> The task: Copy everything in the data below exactly except the pictures.

(Dataset rows)
>> Start
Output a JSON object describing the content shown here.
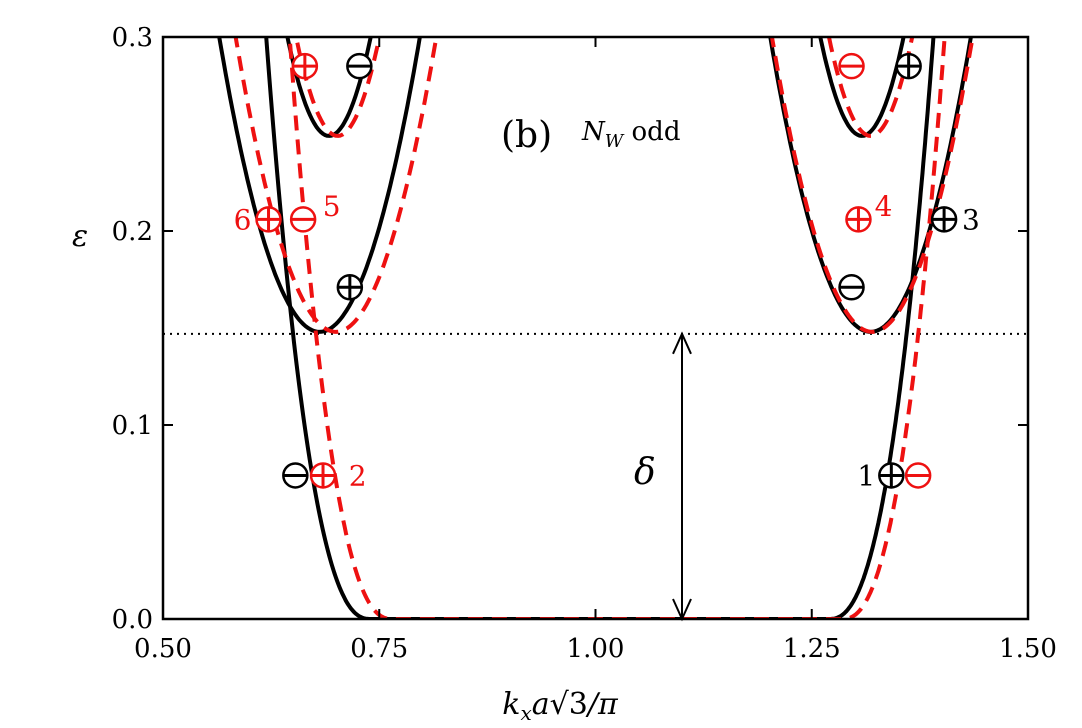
{
  "chart_data": {
    "type": "line",
    "panel_label": "(b)",
    "panel_subtitle_var": "N",
    "panel_subtitle_sub": "W",
    "panel_subtitle_word": " odd",
    "xlabel_parts": [
      "k",
      "x",
      "a",
      "√3",
      "/π"
    ],
    "ylabel": "ε",
    "xlim": [
      0.5,
      1.5
    ],
    "ylim": [
      0.0,
      0.3
    ],
    "xticks": [
      0.5,
      0.75,
      1.0,
      1.25,
      1.5
    ],
    "xtick_labels": [
      "0.50",
      "0.75",
      "1.00",
      "1.25",
      "1.50"
    ],
    "yticks": [
      0.0,
      0.1,
      0.2,
      0.3
    ],
    "ytick_labels": [
      "0.0",
      "0.1",
      "0.2",
      "0.3"
    ],
    "gap_line_y": 0.147,
    "gap_symbol": "δ",
    "gap_arrow_x": 1.1,
    "colors": {
      "black_series": "#000000",
      "red_series": "#ee1111"
    },
    "series": [
      {
        "name": "black band 1 (left)",
        "color": "black",
        "style": "solid",
        "kind": "flat-left",
        "x0": 0.74,
        "c": 48
      },
      {
        "name": "black band 1 (right)",
        "color": "black",
        "style": "solid",
        "kind": "flat-right",
        "x0": 1.27,
        "c": 48
      },
      {
        "name": "black band 2 (left)",
        "color": "black",
        "style": "solid",
        "kind": "parabola",
        "x0": 0.681,
        "y0": 0.148,
        "c": 11.3
      },
      {
        "name": "black band 2 (right)",
        "color": "black",
        "style": "solid",
        "kind": "parabola",
        "x0": 1.318,
        "y0": 0.148,
        "c": 11.3
      },
      {
        "name": "black band 3 (left)",
        "color": "black",
        "style": "solid",
        "kind": "parabola",
        "x0": 0.692,
        "y0": 0.249,
        "c": 22.0
      },
      {
        "name": "black band 3 (right)",
        "color": "black",
        "style": "solid",
        "kind": "parabola",
        "x0": 1.308,
        "y0": 0.249,
        "c": 22.0
      },
      {
        "name": "red band 1 (left)",
        "color": "red",
        "style": "dashed",
        "kind": "flat-left",
        "x0": 0.765,
        "c": 50
      },
      {
        "name": "red band 1 (right)",
        "color": "red",
        "style": "dashed",
        "kind": "flat-right",
        "x0": 1.285,
        "c": 50
      },
      {
        "name": "red band 2 (left)",
        "color": "red",
        "style": "dashed",
        "kind": "parabola",
        "x0": 0.7,
        "y0": 0.148,
        "c": 11.3
      },
      {
        "name": "red band 2 (right)",
        "color": "red",
        "style": "dashed",
        "kind": "parabola",
        "x0": 1.32,
        "y0": 0.148,
        "c": 11.3
      },
      {
        "name": "red band 3 (left)",
        "color": "red",
        "style": "dashed",
        "kind": "parabola",
        "x0": 0.702,
        "y0": 0.249,
        "c": 22.0
      },
      {
        "name": "red band 3 (right)",
        "color": "red",
        "style": "dashed",
        "kind": "parabola",
        "x0": 1.318,
        "y0": 0.249,
        "c": 22.0
      }
    ],
    "markers": [
      {
        "x": 0.653,
        "y": 0.074,
        "sign": "minus",
        "color": "black"
      },
      {
        "x": 0.685,
        "y": 0.074,
        "sign": "plus",
        "color": "red"
      },
      {
        "x": 0.716,
        "y": 0.171,
        "sign": "plus",
        "color": "black"
      },
      {
        "x": 0.662,
        "y": 0.206,
        "sign": "minus",
        "color": "red"
      },
      {
        "x": 0.622,
        "y": 0.206,
        "sign": "plus",
        "color": "red"
      },
      {
        "x": 0.664,
        "y": 0.285,
        "sign": "plus",
        "color": "red"
      },
      {
        "x": 0.727,
        "y": 0.285,
        "sign": "minus",
        "color": "black"
      },
      {
        "x": 1.342,
        "y": 0.074,
        "sign": "plus",
        "color": "black"
      },
      {
        "x": 1.373,
        "y": 0.074,
        "sign": "minus",
        "color": "red"
      },
      {
        "x": 1.296,
        "y": 0.171,
        "sign": "minus",
        "color": "black"
      },
      {
        "x": 1.304,
        "y": 0.206,
        "sign": "plus",
        "color": "red"
      },
      {
        "x": 1.403,
        "y": 0.206,
        "sign": "plus",
        "color": "black"
      },
      {
        "x": 1.296,
        "y": 0.285,
        "sign": "minus",
        "color": "red"
      },
      {
        "x": 1.362,
        "y": 0.285,
        "sign": "plus",
        "color": "black"
      }
    ],
    "annotations": [
      {
        "text": "2",
        "x": 0.725,
        "y": 0.074,
        "color": "red"
      },
      {
        "text": "5",
        "x": 0.695,
        "y": 0.213,
        "color": "red"
      },
      {
        "text": "6",
        "x": 0.592,
        "y": 0.206,
        "color": "red"
      },
      {
        "text": "4",
        "x": 1.333,
        "y": 0.213,
        "color": "red"
      },
      {
        "text": "3",
        "x": 1.434,
        "y": 0.206,
        "color": "black"
      },
      {
        "text": "1",
        "x": 1.313,
        "y": 0.074,
        "color": "black"
      }
    ]
  }
}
>> End
> Expected output:
Output a JSON object describing the content shown here.
{
  "chart_data": {
    "type": "line",
    "panel_label": "(b)",
    "panel_subtitle_var": "N",
    "panel_subtitle_sub": "W",
    "panel_subtitle_word": " odd",
    "xlabel_parts": [
      "k",
      "x",
      "a",
      "√3",
      "/π"
    ],
    "ylabel": "ε",
    "xlim": [
      0.5,
      1.5
    ],
    "ylim": [
      0.0,
      0.3
    ],
    "xticks": [
      0.5,
      0.75,
      1.0,
      1.25,
      1.5
    ],
    "xtick_labels": [
      "0.50",
      "0.75",
      "1.00",
      "1.25",
      "1.50"
    ],
    "yticks": [
      0.0,
      0.1,
      0.2,
      0.3
    ],
    "ytick_labels": [
      "0.0",
      "0.1",
      "0.2",
      "0.3"
    ],
    "gap_line_y": 0.147,
    "gap_symbol": "δ",
    "gap_arrow_x": 1.1,
    "colors": {
      "black_series": "#000000",
      "red_series": "#ee1111"
    },
    "series": [
      {
        "name": "black band 1 (left)",
        "color": "black",
        "style": "solid",
        "kind": "flat-left",
        "x0": 0.74,
        "c": 48
      },
      {
        "name": "black band 1 (right)",
        "color": "black",
        "style": "solid",
        "kind": "flat-right",
        "x0": 1.27,
        "c": 48
      },
      {
        "name": "black band 2 (left)",
        "color": "black",
        "style": "solid",
        "kind": "parabola",
        "x0": 0.681,
        "y0": 0.148,
        "c": 11.3
      },
      {
        "name": "black band 2 (right)",
        "color": "black",
        "style": "solid",
        "kind": "parabola",
        "x0": 1.318,
        "y0": 0.148,
        "c": 11.3
      },
      {
        "name": "black band 3 (left)",
        "color": "black",
        "style": "solid",
        "kind": "parabola",
        "x0": 0.692,
        "y0": 0.249,
        "c": 22.0
      },
      {
        "name": "black band 3 (right)",
        "color": "black",
        "style": "solid",
        "kind": "parabola",
        "x0": 1.308,
        "y0": 0.249,
        "c": 22.0
      },
      {
        "name": "red band 1 (left)",
        "color": "red",
        "style": "dashed",
        "kind": "flat-left",
        "x0": 0.765,
        "c": 50
      },
      {
        "name": "red band 1 (right)",
        "color": "red",
        "style": "dashed",
        "kind": "flat-right",
        "x0": 1.285,
        "c": 50
      },
      {
        "name": "red band 2 (left)",
        "color": "red",
        "style": "dashed",
        "kind": "parabola",
        "x0": 0.7,
        "y0": 0.148,
        "c": 11.3
      },
      {
        "name": "red band 2 (right)",
        "color": "red",
        "style": "dashed",
        "kind": "parabola",
        "x0": 1.32,
        "y0": 0.148,
        "c": 11.3
      },
      {
        "name": "red band 3 (left)",
        "color": "red",
        "style": "dashed",
        "kind": "parabola",
        "x0": 0.702,
        "y0": 0.249,
        "c": 22.0
      },
      {
        "name": "red band 3 (right)",
        "color": "red",
        "style": "dashed",
        "kind": "parabola",
        "x0": 1.318,
        "y0": 0.249,
        "c": 22.0
      }
    ],
    "markers": [
      {
        "x": 0.653,
        "y": 0.074,
        "sign": "minus",
        "color": "black"
      },
      {
        "x": 0.685,
        "y": 0.074,
        "sign": "plus",
        "color": "red"
      },
      {
        "x": 0.716,
        "y": 0.171,
        "sign": "plus",
        "color": "black"
      },
      {
        "x": 0.662,
        "y": 0.206,
        "sign": "minus",
        "color": "red"
      },
      {
        "x": 0.622,
        "y": 0.206,
        "sign": "plus",
        "color": "red"
      },
      {
        "x": 0.664,
        "y": 0.285,
        "sign": "plus",
        "color": "red"
      },
      {
        "x": 0.727,
        "y": 0.285,
        "sign": "minus",
        "color": "black"
      },
      {
        "x": 1.342,
        "y": 0.074,
        "sign": "plus",
        "color": "black"
      },
      {
        "x": 1.373,
        "y": 0.074,
        "sign": "minus",
        "color": "red"
      },
      {
        "x": 1.296,
        "y": 0.171,
        "sign": "minus",
        "color": "black"
      },
      {
        "x": 1.304,
        "y": 0.206,
        "sign": "plus",
        "color": "red"
      },
      {
        "x": 1.403,
        "y": 0.206,
        "sign": "plus",
        "color": "black"
      },
      {
        "x": 1.296,
        "y": 0.285,
        "sign": "minus",
        "color": "red"
      },
      {
        "x": 1.362,
        "y": 0.285,
        "sign": "plus",
        "color": "black"
      }
    ],
    "annotations": [
      {
        "text": "2",
        "x": 0.725,
        "y": 0.074,
        "color": "red"
      },
      {
        "text": "5",
        "x": 0.695,
        "y": 0.213,
        "color": "red"
      },
      {
        "text": "6",
        "x": 0.592,
        "y": 0.206,
        "color": "red"
      },
      {
        "text": "4",
        "x": 1.333,
        "y": 0.213,
        "color": "red"
      },
      {
        "text": "3",
        "x": 1.434,
        "y": 0.206,
        "color": "black"
      },
      {
        "text": "1",
        "x": 1.313,
        "y": 0.074,
        "color": "black"
      }
    ]
  }
}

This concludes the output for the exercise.